Work out the number of lines containing "trái". Give that number alone.

**STORED RECORDS:**
>>

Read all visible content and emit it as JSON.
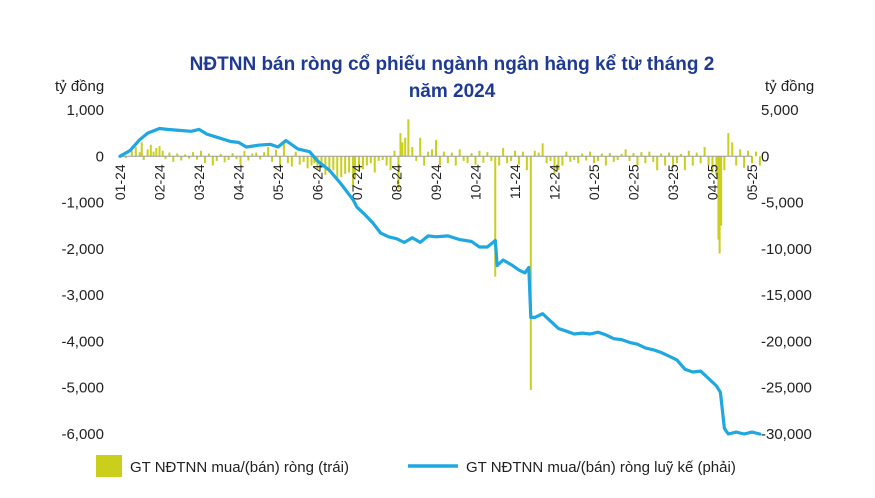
{
  "chart_data": {
    "type": "bar+line",
    "title_lines": [
      "NĐTNN bán ròng cổ phiếu ngành ngân hàng kể từ tháng 2",
      "năm 2024"
    ],
    "y_left_unit": "tỷ đồng",
    "y_right_unit": "tỷ đồng",
    "y_left_range": [
      -6000,
      1000
    ],
    "y_right_range": [
      -30000,
      5000
    ],
    "y_left_ticks": [
      "1,000",
      "0",
      "-1,000",
      "-2,000",
      "-3,000",
      "-4,000",
      "-5,000",
      "-6,000"
    ],
    "y_right_ticks": [
      "5,000",
      "0",
      "-5,000",
      "-10,000",
      "-15,000",
      "-20,000",
      "-25,000",
      "-30,000"
    ],
    "x_ticks": [
      "01-24",
      "02-24",
      "03-24",
      "04-24",
      "05-24",
      "06-24",
      "07-24",
      "08-24",
      "09-24",
      "10-24",
      "11-24",
      "12-24",
      "01-25",
      "02-25",
      "03-25",
      "04-25",
      "05-25"
    ],
    "legend": [
      {
        "label": "GT NĐTNN mua/(bán) ròng (trái)",
        "color": "#c9cf1a",
        "kind": "bar"
      },
      {
        "label": "GT NĐTNN mua/(bán) ròng luỹ kế (phải)",
        "color": "#1ea7e0",
        "kind": "line"
      }
    ],
    "cumulative_series": {
      "name": "GT NĐTNN mua/(bán) ròng luỹ kế (phải)",
      "points": [
        [
          0.0,
          0
        ],
        [
          0.25,
          600
        ],
        [
          0.5,
          1800
        ],
        [
          0.7,
          2500
        ],
        [
          1.0,
          3000
        ],
        [
          1.2,
          2900
        ],
        [
          1.5,
          2800
        ],
        [
          1.8,
          2700
        ],
        [
          2.0,
          2900
        ],
        [
          2.2,
          2400
        ],
        [
          2.5,
          2000
        ],
        [
          2.8,
          1600
        ],
        [
          3.0,
          1500
        ],
        [
          3.2,
          1000
        ],
        [
          3.5,
          1200
        ],
        [
          3.8,
          1300
        ],
        [
          4.0,
          1000
        ],
        [
          4.2,
          1700
        ],
        [
          4.5,
          800
        ],
        [
          4.8,
          500
        ],
        [
          5.0,
          -500
        ],
        [
          5.3,
          -1500
        ],
        [
          5.6,
          -3000
        ],
        [
          5.9,
          -4700
        ],
        [
          6.0,
          -5500
        ],
        [
          6.2,
          -6300
        ],
        [
          6.4,
          -7200
        ],
        [
          6.6,
          -8300
        ],
        [
          6.8,
          -8700
        ],
        [
          7.0,
          -8900
        ],
        [
          7.2,
          -9300
        ],
        [
          7.4,
          -8800
        ],
        [
          7.6,
          -9300
        ],
        [
          7.8,
          -8600
        ],
        [
          8.0,
          -8700
        ],
        [
          8.3,
          -8600
        ],
        [
          8.6,
          -9000
        ],
        [
          8.9,
          -9200
        ],
        [
          9.1,
          -9800
        ],
        [
          9.3,
          -9800
        ],
        [
          9.5,
          -9100
        ],
        [
          9.55,
          -11800
        ],
        [
          9.7,
          -11200
        ],
        [
          9.9,
          -11700
        ],
        [
          10.1,
          -12300
        ],
        [
          10.25,
          -12600
        ],
        [
          10.35,
          -12000
        ],
        [
          10.4,
          -17400
        ],
        [
          10.5,
          -17400
        ],
        [
          10.7,
          -17000
        ],
        [
          10.9,
          -17800
        ],
        [
          11.1,
          -18600
        ],
        [
          11.3,
          -18900
        ],
        [
          11.5,
          -19200
        ],
        [
          11.7,
          -19100
        ],
        [
          11.9,
          -19200
        ],
        [
          12.1,
          -19000
        ],
        [
          12.3,
          -19300
        ],
        [
          12.5,
          -19700
        ],
        [
          12.7,
          -19800
        ],
        [
          12.9,
          -20100
        ],
        [
          13.1,
          -20300
        ],
        [
          13.3,
          -20700
        ],
        [
          13.5,
          -20900
        ],
        [
          13.7,
          -21200
        ],
        [
          13.9,
          -21600
        ],
        [
          14.1,
          -22000
        ],
        [
          14.3,
          -23000
        ],
        [
          14.5,
          -23300
        ],
        [
          14.7,
          -23200
        ],
        [
          14.9,
          -24000
        ],
        [
          15.1,
          -24800
        ],
        [
          15.2,
          -25500
        ],
        [
          15.3,
          -29400
        ],
        [
          15.4,
          -30000
        ],
        [
          15.6,
          -29800
        ],
        [
          15.8,
          -30000
        ],
        [
          16.0,
          -29800
        ],
        [
          16.2,
          -30000
        ]
      ]
    },
    "daily_series": {
      "name": "GT NĐTNN mua/(bán) ròng (trái)",
      "points": [
        [
          0.05,
          60
        ],
        [
          0.15,
          -40
        ],
        [
          0.3,
          120
        ],
        [
          0.4,
          200
        ],
        [
          0.5,
          90
        ],
        [
          0.55,
          300
        ],
        [
          0.6,
          -80
        ],
        [
          0.7,
          150
        ],
        [
          0.78,
          250
        ],
        [
          0.85,
          100
        ],
        [
          0.92,
          180
        ],
        [
          1.0,
          220
        ],
        [
          1.08,
          120
        ],
        [
          1.15,
          -60
        ],
        [
          1.25,
          80
        ],
        [
          1.35,
          -120
        ],
        [
          1.45,
          60
        ],
        [
          1.55,
          -90
        ],
        [
          1.65,
          40
        ],
        [
          1.75,
          -50
        ],
        [
          1.85,
          90
        ],
        [
          1.95,
          -70
        ],
        [
          2.05,
          120
        ],
        [
          2.15,
          -150
        ],
        [
          2.25,
          60
        ],
        [
          2.35,
          -200
        ],
        [
          2.45,
          -100
        ],
        [
          2.55,
          50
        ],
        [
          2.65,
          -130
        ],
        [
          2.75,
          -80
        ],
        [
          2.85,
          70
        ],
        [
          2.95,
          -60
        ],
        [
          3.05,
          -180
        ],
        [
          3.15,
          120
        ],
        [
          3.25,
          -90
        ],
        [
          3.35,
          60
        ],
        [
          3.45,
          80
        ],
        [
          3.55,
          -70
        ],
        [
          3.65,
          90
        ],
        [
          3.75,
          200
        ],
        [
          3.85,
          -120
        ],
        [
          3.95,
          140
        ],
        [
          4.05,
          -250
        ],
        [
          4.15,
          330
        ],
        [
          4.25,
          -150
        ],
        [
          4.35,
          -220
        ],
        [
          4.45,
          100
        ],
        [
          4.55,
          -180
        ],
        [
          4.65,
          -120
        ],
        [
          4.75,
          -260
        ],
        [
          4.85,
          -200
        ],
        [
          4.92,
          -150
        ],
        [
          5.0,
          -300
        ],
        [
          5.1,
          -250
        ],
        [
          5.2,
          -400
        ],
        [
          5.3,
          -350
        ],
        [
          5.4,
          -300
        ],
        [
          5.5,
          -500
        ],
        [
          5.6,
          -450
        ],
        [
          5.7,
          -380
        ],
        [
          5.8,
          -350
        ],
        [
          5.9,
          -650
        ],
        [
          5.95,
          -500
        ],
        [
          6.05,
          -320
        ],
        [
          6.15,
          -280
        ],
        [
          6.25,
          -200
        ],
        [
          6.35,
          -150
        ],
        [
          6.45,
          -350
        ],
        [
          6.55,
          -100
        ],
        [
          6.65,
          -80
        ],
        [
          6.75,
          -200
        ],
        [
          6.85,
          -300
        ],
        [
          6.95,
          120
        ],
        [
          7.05,
          -700
        ],
        [
          7.1,
          500
        ],
        [
          7.15,
          300
        ],
        [
          7.22,
          400
        ],
        [
          7.3,
          800
        ],
        [
          7.4,
          200
        ],
        [
          7.5,
          -100
        ],
        [
          7.6,
          400
        ],
        [
          7.7,
          -200
        ],
        [
          7.8,
          100
        ],
        [
          7.9,
          150
        ],
        [
          8.0,
          350
        ],
        [
          8.1,
          -200
        ],
        [
          8.2,
          100
        ],
        [
          8.3,
          -150
        ],
        [
          8.4,
          80
        ],
        [
          8.5,
          -200
        ],
        [
          8.6,
          150
        ],
        [
          8.7,
          -100
        ],
        [
          8.8,
          -150
        ],
        [
          8.9,
          70
        ],
        [
          9.0,
          -180
        ],
        [
          9.1,
          120
        ],
        [
          9.2,
          -140
        ],
        [
          9.3,
          90
        ],
        [
          9.4,
          -100
        ],
        [
          9.5,
          -2600
        ],
        [
          9.6,
          -200
        ],
        [
          9.7,
          180
        ],
        [
          9.8,
          -150
        ],
        [
          9.9,
          -100
        ],
        [
          10.0,
          120
        ],
        [
          10.1,
          -180
        ],
        [
          10.2,
          100
        ],
        [
          10.3,
          -300
        ],
        [
          10.4,
          -5050
        ],
        [
          10.5,
          120
        ],
        [
          10.6,
          80
        ],
        [
          10.7,
          280
        ],
        [
          10.8,
          -150
        ],
        [
          10.9,
          -100
        ],
        [
          11.0,
          -380
        ],
        [
          11.1,
          -300
        ],
        [
          11.2,
          -200
        ],
        [
          11.3,
          100
        ],
        [
          11.4,
          -120
        ],
        [
          11.5,
          -80
        ],
        [
          11.6,
          -150
        ],
        [
          11.7,
          60
        ],
        [
          11.8,
          -90
        ],
        [
          11.9,
          100
        ],
        [
          12.0,
          -150
        ],
        [
          12.1,
          -100
        ],
        [
          12.2,
          60
        ],
        [
          12.3,
          -200
        ],
        [
          12.4,
          70
        ],
        [
          12.5,
          -120
        ],
        [
          12.6,
          -80
        ],
        [
          12.7,
          50
        ],
        [
          12.8,
          150
        ],
        [
          12.9,
          -100
        ],
        [
          13.0,
          70
        ],
        [
          13.1,
          -200
        ],
        [
          13.2,
          90
        ],
        [
          13.3,
          -150
        ],
        [
          13.4,
          100
        ],
        [
          13.5,
          -120
        ],
        [
          13.6,
          -300
        ],
        [
          13.7,
          60
        ],
        [
          13.8,
          -200
        ],
        [
          13.9,
          80
        ],
        [
          14.0,
          -250
        ],
        [
          14.1,
          -150
        ],
        [
          14.2,
          50
        ],
        [
          14.3,
          -300
        ],
        [
          14.4,
          120
        ],
        [
          14.5,
          -200
        ],
        [
          14.6,
          80
        ],
        [
          14.7,
          -150
        ],
        [
          14.8,
          200
        ],
        [
          14.9,
          -200
        ],
        [
          15.0,
          -350
        ],
        [
          15.1,
          -400
        ],
        [
          15.15,
          -1800
        ],
        [
          15.18,
          -2100
        ],
        [
          15.22,
          -1500
        ],
        [
          15.3,
          -300
        ],
        [
          15.4,
          500
        ],
        [
          15.5,
          300
        ],
        [
          15.6,
          -200
        ],
        [
          15.7,
          150
        ],
        [
          15.8,
          -250
        ],
        [
          15.9,
          120
        ],
        [
          16.0,
          -150
        ],
        [
          16.1,
          100
        ],
        [
          16.2,
          -200
        ]
      ]
    }
  }
}
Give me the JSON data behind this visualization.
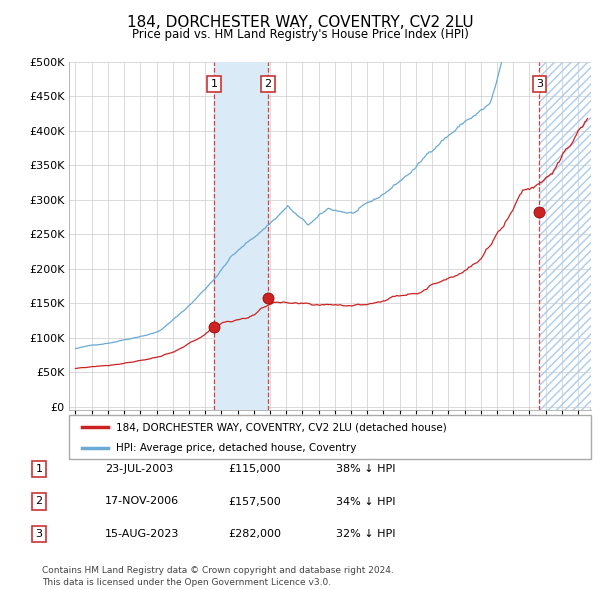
{
  "title": "184, DORCHESTER WAY, COVENTRY, CV2 2LU",
  "subtitle": "Price paid vs. HM Land Registry's House Price Index (HPI)",
  "ylabel_ticks": [
    "£0",
    "£50K",
    "£100K",
    "£150K",
    "£200K",
    "£250K",
    "£300K",
    "£350K",
    "£400K",
    "£450K",
    "£500K"
  ],
  "ytick_values": [
    0,
    50000,
    100000,
    150000,
    200000,
    250000,
    300000,
    350000,
    400000,
    450000,
    500000
  ],
  "xlim_start": 1994.6,
  "xlim_end": 2026.8,
  "ylim_min": -5000,
  "ylim_max": 500000,
  "sale_dates_num": [
    2003.55,
    2006.88,
    2023.62
  ],
  "sale_prices": [
    115000,
    157500,
    282000
  ],
  "sale_labels": [
    "1",
    "2",
    "3"
  ],
  "sale_info": [
    {
      "label": "1",
      "date": "23-JUL-2003",
      "price": "£115,000",
      "pct": "38% ↓ HPI"
    },
    {
      "label": "2",
      "date": "17-NOV-2006",
      "price": "£157,500",
      "pct": "34% ↓ HPI"
    },
    {
      "label": "3",
      "date": "15-AUG-2023",
      "price": "£282,000",
      "pct": "32% ↓ HPI"
    }
  ],
  "shaded_region": [
    2003.55,
    2006.88
  ],
  "hpi_color": "#6aaad4",
  "sale_color": "#cc2222",
  "hatch_region_start": 2023.62,
  "legend_entry1": "184, DORCHESTER WAY, COVENTRY, CV2 2LU (detached house)",
  "legend_entry2": "HPI: Average price, detached house, Coventry",
  "footnote": "Contains HM Land Registry data © Crown copyright and database right 2024.\nThis data is licensed under the Open Government Licence v3.0.",
  "background_color": "#ffffff",
  "grid_color": "#cccccc"
}
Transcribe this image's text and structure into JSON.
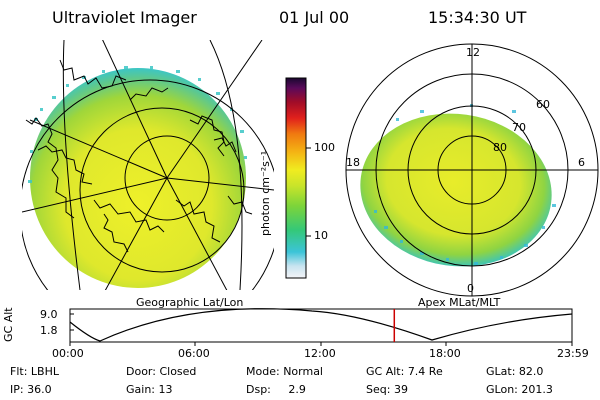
{
  "header": {
    "title": "Ultraviolet Imager",
    "date": "01 Jul 00",
    "time": "15:34:30 UT"
  },
  "colorbar": {
    "unit_label": "photon cm⁻²s⁻¹",
    "ticks": [
      "100",
      "10"
    ]
  },
  "left_panel": {
    "caption": "Geographic Lat/Lon"
  },
  "right_panel": {
    "caption": "Apex MLat/MLT",
    "mlt_labels": [
      "12",
      "18",
      "6",
      "0"
    ],
    "mlat_labels": [
      "60",
      "70",
      "80"
    ]
  },
  "timeline": {
    "ylabel": "GC Alt",
    "ytick_top": "9.0",
    "ytick_bottom": "1.8",
    "xticks": [
      "00:00",
      "06:00",
      "12:00",
      "18:00",
      "23:59"
    ],
    "current_time_fraction": 0.646
  },
  "status": {
    "row1": [
      {
        "label": "Flt:",
        "value": "LBHL"
      },
      {
        "label": "Door:",
        "value": "Closed"
      },
      {
        "label": "Mode:",
        "value": "Normal"
      },
      {
        "label": "GC Alt:",
        "value": "7.4 Re"
      },
      {
        "label": "GLat:",
        "value": "82.0"
      }
    ],
    "row2": [
      {
        "label": "IP:",
        "value": "36.0"
      },
      {
        "label": "Gain:",
        "value": "13"
      },
      {
        "label": "Dsp:",
        "value": "2.9"
      },
      {
        "label": "Seq:",
        "value": "39"
      },
      {
        "label": "GLon:",
        "value": "201.3"
      }
    ]
  },
  "colors": {
    "aurora_core": "#e4ec28",
    "aurora_mid": "#a6dc32",
    "aurora_edge": "#2fc8c8",
    "marker": "#cc0000"
  }
}
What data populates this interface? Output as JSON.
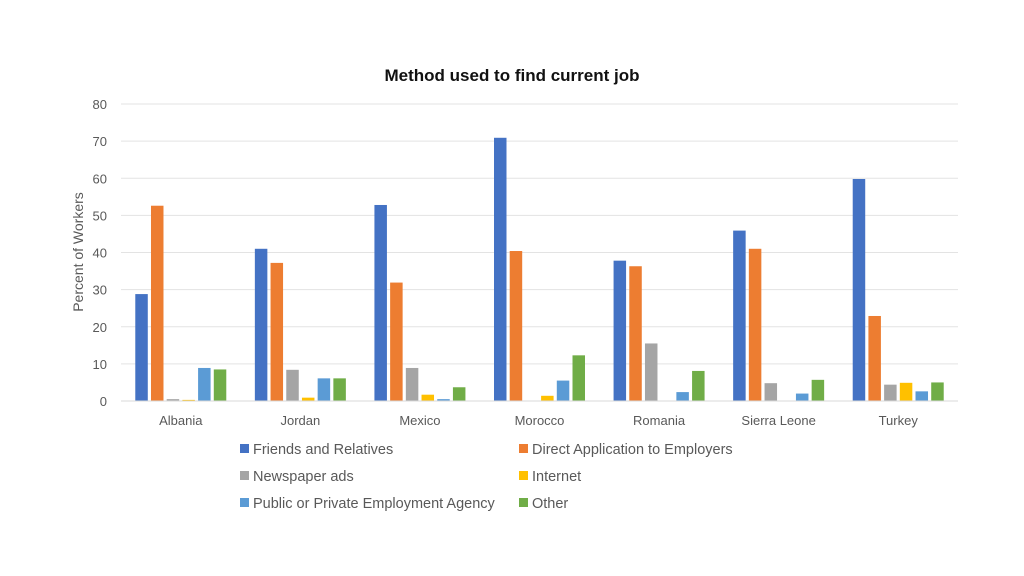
{
  "chart_data": {
    "type": "bar",
    "title": "Method used to find current job",
    "xlabel": "",
    "ylabel": "Percent of Workers",
    "ylim": [
      0,
      80
    ],
    "yticks": [
      0,
      10,
      20,
      30,
      40,
      50,
      60,
      70,
      80
    ],
    "grid": true,
    "legend_position": "bottom",
    "categories": [
      "Albania",
      "Jordan",
      "Mexico",
      "Morocco",
      "Romania",
      "Sierra Leone",
      "Turkey"
    ],
    "series": [
      {
        "name": "Friends and Relatives",
        "color": "#4472C4",
        "values": [
          28.8,
          41.0,
          52.8,
          70.9,
          37.8,
          45.9,
          59.8
        ]
      },
      {
        "name": "Direct Application to Employers",
        "color": "#ED7D31",
        "values": [
          52.6,
          37.2,
          31.9,
          40.4,
          36.3,
          41.0,
          22.9
        ]
      },
      {
        "name": "Newspaper ads",
        "color": "#A5A5A5",
        "values": [
          0.5,
          8.4,
          8.9,
          0,
          15.5,
          4.8,
          4.4
        ]
      },
      {
        "name": "Internet",
        "color": "#FFC000",
        "values": [
          0.3,
          0.9,
          1.7,
          1.4,
          0,
          0,
          4.9
        ]
      },
      {
        "name": "Public or Private Employment Agency",
        "color": "#5B9BD5",
        "values": [
          8.9,
          6.1,
          0.5,
          5.5,
          2.4,
          2.0,
          2.6
        ]
      },
      {
        "name": "Other",
        "color": "#70AD47",
        "values": [
          8.5,
          6.1,
          3.7,
          12.3,
          8.1,
          5.7,
          5.0
        ]
      }
    ]
  }
}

<<

**CORRECT RESPONSE:** 2